* begin *

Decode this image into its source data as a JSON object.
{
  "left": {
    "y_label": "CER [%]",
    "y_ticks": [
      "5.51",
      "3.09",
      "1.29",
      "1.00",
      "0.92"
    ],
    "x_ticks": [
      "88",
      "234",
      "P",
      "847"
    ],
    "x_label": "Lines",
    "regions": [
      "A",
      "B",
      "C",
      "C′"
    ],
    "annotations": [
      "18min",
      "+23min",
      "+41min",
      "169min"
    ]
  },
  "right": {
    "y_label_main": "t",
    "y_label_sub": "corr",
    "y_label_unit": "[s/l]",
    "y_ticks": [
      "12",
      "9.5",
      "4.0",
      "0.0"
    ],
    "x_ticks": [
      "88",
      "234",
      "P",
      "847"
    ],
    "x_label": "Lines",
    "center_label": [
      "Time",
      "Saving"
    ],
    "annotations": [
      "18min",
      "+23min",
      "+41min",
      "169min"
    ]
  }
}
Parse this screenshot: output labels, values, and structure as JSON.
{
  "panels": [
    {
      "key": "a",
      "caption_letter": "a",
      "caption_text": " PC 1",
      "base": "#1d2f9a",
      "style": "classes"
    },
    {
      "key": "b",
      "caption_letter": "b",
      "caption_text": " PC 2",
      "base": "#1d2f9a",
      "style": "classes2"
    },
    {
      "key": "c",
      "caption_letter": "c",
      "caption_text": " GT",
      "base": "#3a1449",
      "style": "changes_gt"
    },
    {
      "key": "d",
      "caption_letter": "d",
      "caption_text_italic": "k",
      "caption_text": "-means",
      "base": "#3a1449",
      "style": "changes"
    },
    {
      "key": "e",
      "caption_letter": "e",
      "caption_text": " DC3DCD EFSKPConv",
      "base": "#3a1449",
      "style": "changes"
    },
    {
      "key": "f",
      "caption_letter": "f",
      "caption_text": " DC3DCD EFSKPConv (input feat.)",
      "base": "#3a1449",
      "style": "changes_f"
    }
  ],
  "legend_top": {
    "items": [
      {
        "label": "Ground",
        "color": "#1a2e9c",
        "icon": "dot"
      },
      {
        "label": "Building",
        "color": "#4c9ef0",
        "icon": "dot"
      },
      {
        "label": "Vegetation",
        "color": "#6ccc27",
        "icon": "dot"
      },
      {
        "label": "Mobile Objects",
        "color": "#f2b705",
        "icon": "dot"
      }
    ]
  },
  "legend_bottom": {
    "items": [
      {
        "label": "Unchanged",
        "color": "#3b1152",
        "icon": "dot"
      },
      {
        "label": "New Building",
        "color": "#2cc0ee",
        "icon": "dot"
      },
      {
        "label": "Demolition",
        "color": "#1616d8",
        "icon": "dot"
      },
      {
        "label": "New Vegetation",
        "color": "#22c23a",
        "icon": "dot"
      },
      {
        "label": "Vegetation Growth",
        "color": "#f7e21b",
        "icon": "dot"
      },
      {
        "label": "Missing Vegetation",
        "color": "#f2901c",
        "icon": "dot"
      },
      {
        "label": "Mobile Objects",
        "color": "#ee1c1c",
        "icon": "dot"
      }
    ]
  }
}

* end *

Task statement
All of the lines above must be returned exactly.

Task result
Decode this image into its source data as a JSON object.
{
  "left": {
    "y_label": "CER [%]",
    "y_ticks": [
      "5.51",
      "3.09",
      "1.29",
      "1.00",
      "0.92"
    ],
    "x_ticks": [
      "88",
      "234",
      "P",
      "847"
    ],
    "x_label": "Lines",
    "regions": [
      "A",
      "B",
      "C",
      "C′"
    ],
    "annotations": [
      "18min",
      "+23min",
      "+41min",
      "169min"
    ]
  },
  "right": {
    "y_label_main": "t",
    "y_label_sub": "corr",
    "y_label_unit": "[s/l]",
    "y_ticks": [
      "12",
      "9.5",
      "4.0",
      "0.0"
    ],
    "x_ticks": [
      "88",
      "234",
      "P",
      "847"
    ],
    "x_label": "Lines",
    "center_label": [
      "Time",
      "Saving"
    ],
    "annotations": [
      "18min",
      "+23min",
      "+41min",
      "169min"
    ]
  }
}
Parse this screenshot: output labels, values, and structure as JSON.
{
  "panels": [
    {
      "key": "a",
      "caption_letter": "a",
      "caption_text": " PC 1",
      "base": "#1d2f9a",
      "style": "classes"
    },
    {
      "key": "b",
      "caption_letter": "b",
      "caption_text": " PC 2",
      "base": "#1d2f9a",
      "style": "classes2"
    },
    {
      "key": "c",
      "caption_letter": "c",
      "caption_text": " GT",
      "base": "#3a1449",
      "style": "changes_gt"
    },
    {
      "key": "d",
      "caption_letter": "d",
      "caption_text_italic": "k",
      "caption_text": "-means",
      "base": "#3a1449",
      "style": "changes"
    },
    {
      "key": "e",
      "caption_letter": "e",
      "caption_text": " DC3DCD EFSKPConv",
      "base": "#3a1449",
      "style": "changes"
    },
    {
      "key": "f",
      "caption_letter": "f",
      "caption_text": " DC3DCD EFSKPConv (input feat.)",
      "base": "#3a1449",
      "style": "changes_f"
    }
  ],
  "legend_top": {
    "items": [
      {
        "label": "Ground",
        "color": "#1a2e9c",
        "icon": "dot"
      },
      {
        "label": "Building",
        "color": "#4c9ef0",
        "icon": "dot"
      },
      {
        "label": "Vegetation",
        "color": "#6ccc27",
        "icon": "dot"
      },
      {
        "label": "Mobile Objects",
        "color": "#f2b705",
        "icon": "dot"
      }
    ]
  },
  "legend_bottom": {
    "items": [
      {
        "label": "Unchanged",
        "color": "#3b1152",
        "icon": "dot"
      },
      {
        "label": "New Building",
        "color": "#2cc0ee",
        "icon": "dot"
      },
      {
        "label": "Demolition",
        "color": "#1616d8",
        "icon": "dot"
      },
      {
        "label": "New Vegetation",
        "color": "#22c23a",
        "icon": "dot"
      },
      {
        "label": "Vegetation Growth",
        "color": "#f7e21b",
        "icon": "dot"
      },
      {
        "label": "Missing Vegetation",
        "color": "#f2901c",
        "icon": "dot"
      },
      {
        "label": "Mobile Objects",
        "color": "#ee1c1c",
        "icon": "dot"
      }
    ]
  }
}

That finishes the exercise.